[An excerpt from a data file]
— BEGIN —

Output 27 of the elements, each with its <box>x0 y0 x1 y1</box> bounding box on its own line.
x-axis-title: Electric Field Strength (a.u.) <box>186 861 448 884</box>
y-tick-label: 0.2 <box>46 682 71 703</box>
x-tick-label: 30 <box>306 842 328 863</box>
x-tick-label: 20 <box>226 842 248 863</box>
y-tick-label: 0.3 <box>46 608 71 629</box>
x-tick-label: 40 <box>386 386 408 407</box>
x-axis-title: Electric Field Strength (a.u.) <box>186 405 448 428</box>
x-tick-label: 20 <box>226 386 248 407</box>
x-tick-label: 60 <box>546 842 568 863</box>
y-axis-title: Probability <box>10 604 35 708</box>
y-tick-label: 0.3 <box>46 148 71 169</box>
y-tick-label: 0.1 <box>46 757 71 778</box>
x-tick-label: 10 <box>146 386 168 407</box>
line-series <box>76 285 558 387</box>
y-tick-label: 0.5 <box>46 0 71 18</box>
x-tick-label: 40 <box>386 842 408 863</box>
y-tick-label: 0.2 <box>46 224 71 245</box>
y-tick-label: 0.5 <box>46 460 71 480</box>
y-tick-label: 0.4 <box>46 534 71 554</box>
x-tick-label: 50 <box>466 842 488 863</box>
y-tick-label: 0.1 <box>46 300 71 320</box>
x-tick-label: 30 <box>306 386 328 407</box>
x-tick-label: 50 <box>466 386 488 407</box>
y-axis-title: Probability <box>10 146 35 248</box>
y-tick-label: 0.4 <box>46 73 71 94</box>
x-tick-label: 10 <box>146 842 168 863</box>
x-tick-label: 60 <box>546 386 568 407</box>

— END —

Duplicate every record above, line by line, with no changes.

> _SOLUTION FOR THIS PROBLEM_
Output 27 of the elements, each with its <box>x0 y0 x1 y1</box> bounding box on its own line.
x-axis-title: Electric Field Strength (a.u.) <box>186 861 448 884</box>
y-tick-label: 0.2 <box>46 682 71 703</box>
x-tick-label: 30 <box>306 842 328 863</box>
x-tick-label: 20 <box>226 842 248 863</box>
y-tick-label: 0.3 <box>46 608 71 629</box>
x-tick-label: 40 <box>386 386 408 407</box>
x-axis-title: Electric Field Strength (a.u.) <box>186 405 448 428</box>
x-tick-label: 20 <box>226 386 248 407</box>
x-tick-label: 60 <box>546 842 568 863</box>
y-axis-title: Probability <box>10 604 35 708</box>
y-tick-label: 0.3 <box>46 148 71 169</box>
y-tick-label: 0.1 <box>46 757 71 778</box>
x-tick-label: 10 <box>146 386 168 407</box>
line-series <box>76 285 558 387</box>
y-tick-label: 0.5 <box>46 0 71 18</box>
x-tick-label: 40 <box>386 842 408 863</box>
y-tick-label: 0.2 <box>46 224 71 245</box>
y-tick-label: 0.5 <box>46 460 71 480</box>
y-tick-label: 0.4 <box>46 534 71 554</box>
x-tick-label: 50 <box>466 842 488 863</box>
y-tick-label: 0.1 <box>46 300 71 320</box>
x-tick-label: 30 <box>306 386 328 407</box>
x-tick-label: 50 <box>466 386 488 407</box>
y-axis-title: Probability <box>10 146 35 248</box>
y-tick-label: 0.4 <box>46 73 71 94</box>
x-tick-label: 10 <box>146 842 168 863</box>
x-tick-label: 60 <box>546 386 568 407</box>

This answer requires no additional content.